From the listing that follows, extract every line and set it down unaltered.

**DATA EXCERPTS**
-- -- --

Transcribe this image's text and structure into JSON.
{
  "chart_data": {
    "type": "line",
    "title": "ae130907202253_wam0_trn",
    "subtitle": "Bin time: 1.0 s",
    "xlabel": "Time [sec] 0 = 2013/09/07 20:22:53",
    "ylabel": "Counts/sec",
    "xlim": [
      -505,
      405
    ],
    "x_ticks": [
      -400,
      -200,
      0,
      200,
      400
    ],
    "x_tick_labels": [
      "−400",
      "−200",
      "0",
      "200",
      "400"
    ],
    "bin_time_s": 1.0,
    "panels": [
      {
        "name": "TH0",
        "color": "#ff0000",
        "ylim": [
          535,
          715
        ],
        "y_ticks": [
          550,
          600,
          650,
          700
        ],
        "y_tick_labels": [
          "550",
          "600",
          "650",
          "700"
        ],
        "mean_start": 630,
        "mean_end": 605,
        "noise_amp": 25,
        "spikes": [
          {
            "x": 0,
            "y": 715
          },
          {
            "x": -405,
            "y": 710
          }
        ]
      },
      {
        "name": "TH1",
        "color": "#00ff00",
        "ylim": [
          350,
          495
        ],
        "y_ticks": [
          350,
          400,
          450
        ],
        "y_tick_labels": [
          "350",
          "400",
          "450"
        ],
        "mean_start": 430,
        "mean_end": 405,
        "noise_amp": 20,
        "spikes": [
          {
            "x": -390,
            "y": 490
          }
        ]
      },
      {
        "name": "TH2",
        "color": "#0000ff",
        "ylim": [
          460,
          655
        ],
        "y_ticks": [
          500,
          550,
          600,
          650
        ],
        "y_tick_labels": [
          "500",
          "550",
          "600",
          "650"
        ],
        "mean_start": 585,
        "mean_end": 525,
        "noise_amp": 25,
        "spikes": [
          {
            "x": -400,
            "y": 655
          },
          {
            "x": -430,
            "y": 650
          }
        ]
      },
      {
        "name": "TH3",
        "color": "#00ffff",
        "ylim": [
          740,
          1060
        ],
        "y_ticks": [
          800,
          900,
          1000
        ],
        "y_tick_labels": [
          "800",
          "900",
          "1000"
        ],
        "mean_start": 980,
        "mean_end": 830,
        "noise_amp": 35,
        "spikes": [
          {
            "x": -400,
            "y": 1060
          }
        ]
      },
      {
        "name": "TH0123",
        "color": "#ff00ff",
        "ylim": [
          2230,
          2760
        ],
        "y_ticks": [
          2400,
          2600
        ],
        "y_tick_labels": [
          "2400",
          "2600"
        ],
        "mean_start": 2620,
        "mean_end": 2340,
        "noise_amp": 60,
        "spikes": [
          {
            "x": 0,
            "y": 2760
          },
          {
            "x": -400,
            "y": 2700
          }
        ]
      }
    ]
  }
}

-- -- --

**WRITTEN RESPONSE**
Transcribe this image's text and structure into JSON.
{
  "chart_data": {
    "type": "line",
    "title": "ae130907202253_wam0_trn",
    "subtitle": "Bin time: 1.0 s",
    "xlabel": "Time [sec] 0 = 2013/09/07 20:22:53",
    "ylabel": "Counts/sec",
    "xlim": [
      -505,
      405
    ],
    "x_ticks": [
      -400,
      -200,
      0,
      200,
      400
    ],
    "x_tick_labels": [
      "−400",
      "−200",
      "0",
      "200",
      "400"
    ],
    "bin_time_s": 1.0,
    "panels": [
      {
        "name": "TH0",
        "color": "#ff0000",
        "ylim": [
          535,
          715
        ],
        "y_ticks": [
          550,
          600,
          650,
          700
        ],
        "y_tick_labels": [
          "550",
          "600",
          "650",
          "700"
        ],
        "mean_start": 630,
        "mean_end": 605,
        "noise_amp": 25,
        "spikes": [
          {
            "x": 0,
            "y": 715
          },
          {
            "x": -405,
            "y": 710
          }
        ]
      },
      {
        "name": "TH1",
        "color": "#00ff00",
        "ylim": [
          350,
          495
        ],
        "y_ticks": [
          350,
          400,
          450
        ],
        "y_tick_labels": [
          "350",
          "400",
          "450"
        ],
        "mean_start": 430,
        "mean_end": 405,
        "noise_amp": 20,
        "spikes": [
          {
            "x": -390,
            "y": 490
          }
        ]
      },
      {
        "name": "TH2",
        "color": "#0000ff",
        "ylim": [
          460,
          655
        ],
        "y_ticks": [
          500,
          550,
          600,
          650
        ],
        "y_tick_labels": [
          "500",
          "550",
          "600",
          "650"
        ],
        "mean_start": 585,
        "mean_end": 525,
        "noise_amp": 25,
        "spikes": [
          {
            "x": -400,
            "y": 655
          },
          {
            "x": -430,
            "y": 650
          }
        ]
      },
      {
        "name": "TH3",
        "color": "#00ffff",
        "ylim": [
          740,
          1060
        ],
        "y_ticks": [
          800,
          900,
          1000
        ],
        "y_tick_labels": [
          "800",
          "900",
          "1000"
        ],
        "mean_start": 980,
        "mean_end": 830,
        "noise_amp": 35,
        "spikes": [
          {
            "x": -400,
            "y": 1060
          }
        ]
      },
      {
        "name": "TH0123",
        "color": "#ff00ff",
        "ylim": [
          2230,
          2760
        ],
        "y_ticks": [
          2400,
          2600
        ],
        "y_tick_labels": [
          "2400",
          "2600"
        ],
        "mean_start": 2620,
        "mean_end": 2340,
        "noise_amp": 60,
        "spikes": [
          {
            "x": 0,
            "y": 2760
          },
          {
            "x": -400,
            "y": 2700
          }
        ]
      }
    ]
  }
}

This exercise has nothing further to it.